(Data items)
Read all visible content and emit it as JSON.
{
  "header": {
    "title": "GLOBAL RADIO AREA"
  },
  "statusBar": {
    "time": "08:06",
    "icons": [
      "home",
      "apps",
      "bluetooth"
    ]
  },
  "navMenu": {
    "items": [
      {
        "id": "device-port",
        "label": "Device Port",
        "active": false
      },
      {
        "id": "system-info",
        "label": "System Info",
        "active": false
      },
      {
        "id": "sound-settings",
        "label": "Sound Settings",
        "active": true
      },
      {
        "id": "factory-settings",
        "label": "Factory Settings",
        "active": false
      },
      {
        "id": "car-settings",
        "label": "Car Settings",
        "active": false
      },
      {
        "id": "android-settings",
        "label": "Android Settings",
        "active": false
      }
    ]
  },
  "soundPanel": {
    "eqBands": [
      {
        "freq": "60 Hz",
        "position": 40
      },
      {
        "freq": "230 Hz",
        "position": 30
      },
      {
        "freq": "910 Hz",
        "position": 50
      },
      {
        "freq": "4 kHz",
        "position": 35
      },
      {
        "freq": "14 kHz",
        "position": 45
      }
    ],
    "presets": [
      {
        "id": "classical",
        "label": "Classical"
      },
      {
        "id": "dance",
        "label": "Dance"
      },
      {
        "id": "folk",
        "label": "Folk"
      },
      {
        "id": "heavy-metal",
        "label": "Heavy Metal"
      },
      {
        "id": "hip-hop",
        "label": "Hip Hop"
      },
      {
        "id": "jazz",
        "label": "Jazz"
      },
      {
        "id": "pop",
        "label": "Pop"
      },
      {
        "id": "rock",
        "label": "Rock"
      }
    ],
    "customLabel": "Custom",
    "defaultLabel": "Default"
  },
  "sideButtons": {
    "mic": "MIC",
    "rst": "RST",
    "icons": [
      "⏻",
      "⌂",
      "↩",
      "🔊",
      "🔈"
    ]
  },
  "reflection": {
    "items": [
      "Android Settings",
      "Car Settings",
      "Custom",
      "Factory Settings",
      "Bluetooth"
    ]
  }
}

What you have to do: Reproduce each entry from the records above, character for character.

Reply:
Read all visible content and emit it as JSON.
{
  "header": {
    "title": "GLOBAL RADIO AREA"
  },
  "statusBar": {
    "time": "08:06",
    "icons": [
      "home",
      "apps",
      "bluetooth"
    ]
  },
  "navMenu": {
    "items": [
      {
        "id": "device-port",
        "label": "Device Port",
        "active": false
      },
      {
        "id": "system-info",
        "label": "System Info",
        "active": false
      },
      {
        "id": "sound-settings",
        "label": "Sound Settings",
        "active": true
      },
      {
        "id": "factory-settings",
        "label": "Factory Settings",
        "active": false
      },
      {
        "id": "car-settings",
        "label": "Car Settings",
        "active": false
      },
      {
        "id": "android-settings",
        "label": "Android Settings",
        "active": false
      }
    ]
  },
  "soundPanel": {
    "eqBands": [
      {
        "freq": "60 Hz",
        "position": 40
      },
      {
        "freq": "230 Hz",
        "position": 30
      },
      {
        "freq": "910 Hz",
        "position": 50
      },
      {
        "freq": "4 kHz",
        "position": 35
      },
      {
        "freq": "14 kHz",
        "position": 45
      }
    ],
    "presets": [
      {
        "id": "classical",
        "label": "Classical"
      },
      {
        "id": "dance",
        "label": "Dance"
      },
      {
        "id": "folk",
        "label": "Folk"
      },
      {
        "id": "heavy-metal",
        "label": "Heavy Metal"
      },
      {
        "id": "hip-hop",
        "label": "Hip Hop"
      },
      {
        "id": "jazz",
        "label": "Jazz"
      },
      {
        "id": "pop",
        "label": "Pop"
      },
      {
        "id": "rock",
        "label": "Rock"
      }
    ],
    "customLabel": "Custom",
    "defaultLabel": "Default"
  },
  "sideButtons": {
    "mic": "MIC",
    "rst": "RST",
    "icons": [
      "⏻",
      "⌂",
      "↩",
      "🔊",
      "🔈"
    ]
  },
  "reflection": {
    "items": [
      "Android Settings",
      "Car Settings",
      "Custom",
      "Factory Settings",
      "Bluetooth"
    ]
  }
}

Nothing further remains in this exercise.